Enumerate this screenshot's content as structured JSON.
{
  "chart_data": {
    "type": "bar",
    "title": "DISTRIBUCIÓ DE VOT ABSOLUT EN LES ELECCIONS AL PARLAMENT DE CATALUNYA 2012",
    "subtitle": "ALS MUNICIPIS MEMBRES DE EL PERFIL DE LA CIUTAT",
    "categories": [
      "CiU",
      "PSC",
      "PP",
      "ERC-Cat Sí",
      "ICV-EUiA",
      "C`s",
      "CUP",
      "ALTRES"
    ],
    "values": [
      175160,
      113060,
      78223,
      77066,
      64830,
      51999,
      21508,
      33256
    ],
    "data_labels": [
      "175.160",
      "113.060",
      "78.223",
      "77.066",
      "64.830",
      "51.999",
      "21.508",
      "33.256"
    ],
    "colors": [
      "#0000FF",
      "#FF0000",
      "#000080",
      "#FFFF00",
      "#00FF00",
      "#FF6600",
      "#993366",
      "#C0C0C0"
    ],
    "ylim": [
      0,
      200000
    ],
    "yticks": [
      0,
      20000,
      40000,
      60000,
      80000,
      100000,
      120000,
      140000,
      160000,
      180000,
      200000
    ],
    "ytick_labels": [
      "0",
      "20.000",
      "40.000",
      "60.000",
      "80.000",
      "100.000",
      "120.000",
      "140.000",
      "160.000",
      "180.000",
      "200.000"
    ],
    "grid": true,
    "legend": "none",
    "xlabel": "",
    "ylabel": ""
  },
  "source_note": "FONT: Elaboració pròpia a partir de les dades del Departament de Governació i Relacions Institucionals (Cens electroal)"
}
────────
— WRITTEN REQUEST —
Give the listing again, word for word.

— SOLUTION TO THIS PROBLEM —
Enumerate this screenshot's content as structured JSON.
{
  "chart_data": {
    "type": "bar",
    "title": "DISTRIBUCIÓ DE VOT ABSOLUT EN LES ELECCIONS AL PARLAMENT DE CATALUNYA 2012",
    "subtitle": "ALS MUNICIPIS MEMBRES DE EL PERFIL DE LA CIUTAT",
    "categories": [
      "CiU",
      "PSC",
      "PP",
      "ERC-Cat Sí",
      "ICV-EUiA",
      "C`s",
      "CUP",
      "ALTRES"
    ],
    "values": [
      175160,
      113060,
      78223,
      77066,
      64830,
      51999,
      21508,
      33256
    ],
    "data_labels": [
      "175.160",
      "113.060",
      "78.223",
      "77.066",
      "64.830",
      "51.999",
      "21.508",
      "33.256"
    ],
    "colors": [
      "#0000FF",
      "#FF0000",
      "#000080",
      "#FFFF00",
      "#00FF00",
      "#FF6600",
      "#993366",
      "#C0C0C0"
    ],
    "ylim": [
      0,
      200000
    ],
    "yticks": [
      0,
      20000,
      40000,
      60000,
      80000,
      100000,
      120000,
      140000,
      160000,
      180000,
      200000
    ],
    "ytick_labels": [
      "0",
      "20.000",
      "40.000",
      "60.000",
      "80.000",
      "100.000",
      "120.000",
      "140.000",
      "160.000",
      "180.000",
      "200.000"
    ],
    "grid": true,
    "legend": "none",
    "xlabel": "",
    "ylabel": ""
  },
  "source_note": "FONT: Elaboració pròpia a partir de les dades del Departament de Governació i Relacions Institucionals (Cens electroal)"
}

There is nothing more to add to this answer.